Work task A: According to the passage on HA composites, what is the preferred range for retention of the cellular growth or differentiation factor?
Work task B: Pick up the passage on HA composites after its final sentence and continue it.

Supplied passage:
- Opening Delimiter -

The rate at which the cellular growth or differentiation factor in the composites of the invention is released can also be controlled by varying the physical characteristics of the composite, such as porosity and interconnectivity, or varying the HA crosslink density. Typically, the retention of the cellular growth or differentiation factor will range from about 1 day to 6 months, and preferably in the 2-4 week range.
A composite of the invention includes at least one member of the group consisting of a cell, a cellular growth factor and a cellular differentiation factor, which is impregnated in, or coupled to, the HA derivative, or the composite that includes the HA derivative, and biocompatible and biodegradable support. Suitable examples of the cell, cellular growth factor and cellular differentiation factor include mesenchymal stem cells from various tissue sources (e.g., cartilage, periosteum, synovium, bone marrow, fat, etc.), fibrochondrocytes, osteochondrocytes, chondrocytes, TGFβ supergene family members, such as BMPs, IGF, PDGF, GDFs, CDMPs and GFG, and tissue growth hormones. In addition, genes encoding for these proteins, as well as synthetic peptide analogues of these proteins can be contemplated. In a preferred embodiment, the composite include at least one member selected from the group consisting of cartilage chondrocytes, osteochondrocytes and mesenchymal stem cells. In another preferred embodiment, the composite includes both a cell, and a cellular growth or differentiation factor. The cellular growth or differentiation factor can provide molecular cuing for the cell to produce cartilage or bone tissue, or provide signals for the cell to differentiate down the chondrogenic or osteogenic lineage.

- Closing Delimiter -

Given records:
- Opening Delimiter -

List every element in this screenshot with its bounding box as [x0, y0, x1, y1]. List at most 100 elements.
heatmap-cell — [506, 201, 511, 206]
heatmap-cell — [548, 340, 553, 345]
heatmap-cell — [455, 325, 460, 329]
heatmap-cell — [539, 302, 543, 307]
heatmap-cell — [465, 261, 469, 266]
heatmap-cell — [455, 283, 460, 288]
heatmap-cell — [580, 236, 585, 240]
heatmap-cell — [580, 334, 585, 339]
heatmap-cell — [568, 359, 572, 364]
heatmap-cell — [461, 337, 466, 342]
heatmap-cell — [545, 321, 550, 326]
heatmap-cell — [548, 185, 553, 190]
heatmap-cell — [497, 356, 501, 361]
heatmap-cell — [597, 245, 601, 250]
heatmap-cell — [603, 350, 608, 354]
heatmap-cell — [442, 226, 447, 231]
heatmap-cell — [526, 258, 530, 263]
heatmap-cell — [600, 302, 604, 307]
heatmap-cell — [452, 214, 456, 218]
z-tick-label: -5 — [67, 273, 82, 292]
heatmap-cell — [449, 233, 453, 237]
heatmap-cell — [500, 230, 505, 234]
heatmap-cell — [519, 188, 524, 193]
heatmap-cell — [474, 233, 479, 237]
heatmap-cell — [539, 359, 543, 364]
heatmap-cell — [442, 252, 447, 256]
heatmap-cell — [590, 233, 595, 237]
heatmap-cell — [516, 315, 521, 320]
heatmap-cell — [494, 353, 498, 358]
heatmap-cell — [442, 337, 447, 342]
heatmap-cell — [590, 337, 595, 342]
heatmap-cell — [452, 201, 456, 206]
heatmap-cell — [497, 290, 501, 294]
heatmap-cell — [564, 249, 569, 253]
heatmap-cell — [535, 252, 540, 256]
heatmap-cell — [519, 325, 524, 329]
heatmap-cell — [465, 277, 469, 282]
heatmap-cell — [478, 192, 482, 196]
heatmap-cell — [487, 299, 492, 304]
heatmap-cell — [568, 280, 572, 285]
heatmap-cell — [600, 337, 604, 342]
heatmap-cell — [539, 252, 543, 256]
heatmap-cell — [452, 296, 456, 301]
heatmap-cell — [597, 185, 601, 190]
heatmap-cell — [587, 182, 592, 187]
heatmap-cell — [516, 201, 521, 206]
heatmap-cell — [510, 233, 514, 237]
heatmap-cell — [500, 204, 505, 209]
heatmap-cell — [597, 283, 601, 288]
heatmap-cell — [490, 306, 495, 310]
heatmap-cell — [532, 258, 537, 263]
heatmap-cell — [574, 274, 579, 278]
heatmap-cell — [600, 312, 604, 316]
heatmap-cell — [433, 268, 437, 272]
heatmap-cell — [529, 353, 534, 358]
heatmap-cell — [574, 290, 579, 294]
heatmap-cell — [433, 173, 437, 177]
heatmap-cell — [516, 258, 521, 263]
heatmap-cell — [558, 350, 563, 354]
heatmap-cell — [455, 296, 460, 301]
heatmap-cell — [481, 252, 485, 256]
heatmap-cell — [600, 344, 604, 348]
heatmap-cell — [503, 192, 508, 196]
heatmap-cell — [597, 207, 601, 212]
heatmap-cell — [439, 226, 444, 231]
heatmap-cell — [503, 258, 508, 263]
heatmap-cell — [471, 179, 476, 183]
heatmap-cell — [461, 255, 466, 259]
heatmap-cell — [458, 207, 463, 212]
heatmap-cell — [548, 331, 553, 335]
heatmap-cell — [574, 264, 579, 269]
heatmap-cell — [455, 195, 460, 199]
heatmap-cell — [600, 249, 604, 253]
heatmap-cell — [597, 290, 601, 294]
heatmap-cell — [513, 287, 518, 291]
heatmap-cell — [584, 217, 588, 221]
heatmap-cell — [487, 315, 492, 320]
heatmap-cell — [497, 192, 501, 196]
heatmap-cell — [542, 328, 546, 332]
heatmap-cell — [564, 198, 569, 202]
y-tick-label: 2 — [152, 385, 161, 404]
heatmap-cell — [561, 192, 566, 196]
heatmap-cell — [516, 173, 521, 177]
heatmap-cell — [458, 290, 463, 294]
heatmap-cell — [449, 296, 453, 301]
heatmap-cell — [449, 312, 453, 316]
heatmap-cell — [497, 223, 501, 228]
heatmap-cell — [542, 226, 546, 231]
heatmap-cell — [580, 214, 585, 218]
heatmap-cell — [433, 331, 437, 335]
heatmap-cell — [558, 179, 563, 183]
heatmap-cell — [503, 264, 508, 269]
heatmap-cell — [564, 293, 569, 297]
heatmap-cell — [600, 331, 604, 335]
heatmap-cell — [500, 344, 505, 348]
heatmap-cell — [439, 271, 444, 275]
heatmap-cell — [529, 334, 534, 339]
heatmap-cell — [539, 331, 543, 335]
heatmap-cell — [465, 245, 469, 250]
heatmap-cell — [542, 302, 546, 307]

- Closing Delimiter -

Answer box A: The preferred range is 2 to 4 weeks.

Answer box B:
Typically, the cells, cellular growth factor and/or cellular differentiation factors are harvested from various sources and impregnated in, or coupled to, the HA derivative or the HA derivative and biocompatible support, by methods known in the art. For example, autologous cells (e.g., chondrocytes or marrow-derived pluripotent stem cells) can be harvested, optionally expanded in culture, and loaded onto a composite of the invention by conventional cell seeding methods. The cell-loaded composite may be further cultured prior to implantation. Additionally, cells, cellular growth factors and cellular differentiation factors can be loaded prior to implantation by various means. These cells or factors can be loaded before (e.g., suspension, covalent linking, etc) or after (e.g., soak-loading, surface immobilization, etc.) manufacture of the composite.
In one embodiment, the invention provides a method for treating an osteochondral defect or a chondral defect in a subject employing the composite described above. The method includes implanting the composite in a site of the osteochondral or chondral defect. Typically, the implanting can be done by surgical insertion.
The implanted composition is located at a treatment site for an extended period of time (e.g., a time period of at least days, a week, a month, two months, six months, a year or longer than two years).
As used herein, the term “treating” refers to resulting in a beneficial clinical outcome of or exerting a positive influence on, the condition being treated with the composite of the invention compared with the absence of treatment. For example, the term “treating” an osteochondral defect or a chondral defect includes repair the osteochondral or chondral defect, and regenerating or promoting regeneration of cartilage and/or bone in an articular defect. As used herein, a “treatment site” is the site in a subject that is in need of treatment for an osteochondral defect or a chondral defect. The treatment site also includes the site in need of regeneration of cartilage and/or bone in a subject.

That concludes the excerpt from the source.